=== Data entries ===
---*---
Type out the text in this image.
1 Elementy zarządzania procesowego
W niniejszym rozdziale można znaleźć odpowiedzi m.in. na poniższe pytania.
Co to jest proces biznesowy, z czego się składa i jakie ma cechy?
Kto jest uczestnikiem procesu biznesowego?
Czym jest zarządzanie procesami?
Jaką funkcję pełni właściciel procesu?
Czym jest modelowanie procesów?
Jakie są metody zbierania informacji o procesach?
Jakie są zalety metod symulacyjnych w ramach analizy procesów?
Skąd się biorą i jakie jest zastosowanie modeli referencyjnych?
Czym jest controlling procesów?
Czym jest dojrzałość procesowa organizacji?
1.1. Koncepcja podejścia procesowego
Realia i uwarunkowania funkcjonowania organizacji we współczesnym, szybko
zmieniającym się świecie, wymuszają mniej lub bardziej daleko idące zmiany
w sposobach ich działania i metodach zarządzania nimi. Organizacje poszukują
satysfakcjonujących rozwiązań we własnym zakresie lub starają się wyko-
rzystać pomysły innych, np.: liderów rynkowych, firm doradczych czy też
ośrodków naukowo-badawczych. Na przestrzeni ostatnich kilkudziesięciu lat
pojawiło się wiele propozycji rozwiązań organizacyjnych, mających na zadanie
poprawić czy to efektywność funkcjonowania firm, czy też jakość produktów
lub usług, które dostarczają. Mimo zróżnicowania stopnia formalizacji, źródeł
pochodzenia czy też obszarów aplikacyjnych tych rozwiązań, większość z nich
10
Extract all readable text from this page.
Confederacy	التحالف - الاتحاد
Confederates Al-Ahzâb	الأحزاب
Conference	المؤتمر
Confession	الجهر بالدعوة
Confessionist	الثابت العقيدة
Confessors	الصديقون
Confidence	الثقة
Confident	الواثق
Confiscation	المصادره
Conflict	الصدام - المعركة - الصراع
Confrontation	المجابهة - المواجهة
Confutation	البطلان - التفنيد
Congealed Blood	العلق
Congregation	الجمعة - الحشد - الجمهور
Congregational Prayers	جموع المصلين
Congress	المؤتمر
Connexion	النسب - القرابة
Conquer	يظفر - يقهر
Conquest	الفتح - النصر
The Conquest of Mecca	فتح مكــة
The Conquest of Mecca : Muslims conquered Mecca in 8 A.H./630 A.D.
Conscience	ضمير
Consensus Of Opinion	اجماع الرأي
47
---*---
=== Written request ===
Each record above must be given again exactly.

=== Expected answer ===
Type out the text in this image.
1 Elementy zarządzania procesowego
W niniejszym rozdziale można znaleźć odpowiedzi m.in. na poniższe pytania.
Co to jest proces biznesowy, z czego się składa i jakie ma cechy?
Kto jest uczestnikiem procesu biznesowego?
Czym jest zarządzanie procesami?
Jaką funkcję pełni właściciel procesu?
Czym jest modelowanie procesów?
Jakie są metody zbierania informacji o procesach?
Jakie są zalety metod symulacyjnych w ramach analizy procesów?
Skąd się biorą i jakie jest zastosowanie modeli referencyjnych?
Czym jest controlling procesów?
Czym jest dojrzałość procesowa organizacji?
1.1. Koncepcja podejścia procesowego
Realia i uwarunkowania funkcjonowania organizacji we współczesnym, szybko
zmieniającym się świecie, wymuszają mniej lub bardziej daleko idące zmiany
w sposobach ich działania i metodach zarządzania nimi. Organizacje poszukują
satysfakcjonujących rozwiązań we własnym zakresie lub starają się wyko-
rzystać pomysły innych, np.: liderów rynkowych, firm doradczych czy też
ośrodków naukowo-badawczych. Na przestrzeni ostatnich kilkudziesięciu lat
pojawiło się wiele propozycji rozwiązań organizacyjnych, mających na zadanie
poprawić czy to efektywność funkcjonowania firm, czy też jakość produktów
lub usług, które dostarczają. Mimo zróżnicowania stopnia formalizacji, źródeł
pochodzenia czy też obszarów aplikacyjnych tych rozwiązań, większość z nich
10
Extract all readable text from this page.
Confederacy	التحالف - الاتحاد
Confederates Al-Ahzâb	الأحزاب
Conference	المؤتمر
Confession	الجهر بالدعوة
Confessionist	الثابت العقيدة
Confessors	الصديقون
Confidence	الثقة
Confident	الواثق
Confiscation	المصادره
Conflict	الصدام - المعركة - الصراع
Confrontation	المجابهة - المواجهة
Confutation	البطلان - التفنيد
Congealed Blood	العلق
Congregation	الجمعة - الحشد - الجمهور
Congregational Prayers	جموع المصلين
Congress	المؤتمر
Connexion	النسب - القرابة
Conquer	يظفر - يقهر
Conquest	الفتح - النصر
The Conquest of Mecca	فتح مكــة
The Conquest of Mecca : Muslims conquered Mecca in 8 A.H./630 A.D.
Conscience	ضمير
Consensus Of Opinion	اجماع الرأي
47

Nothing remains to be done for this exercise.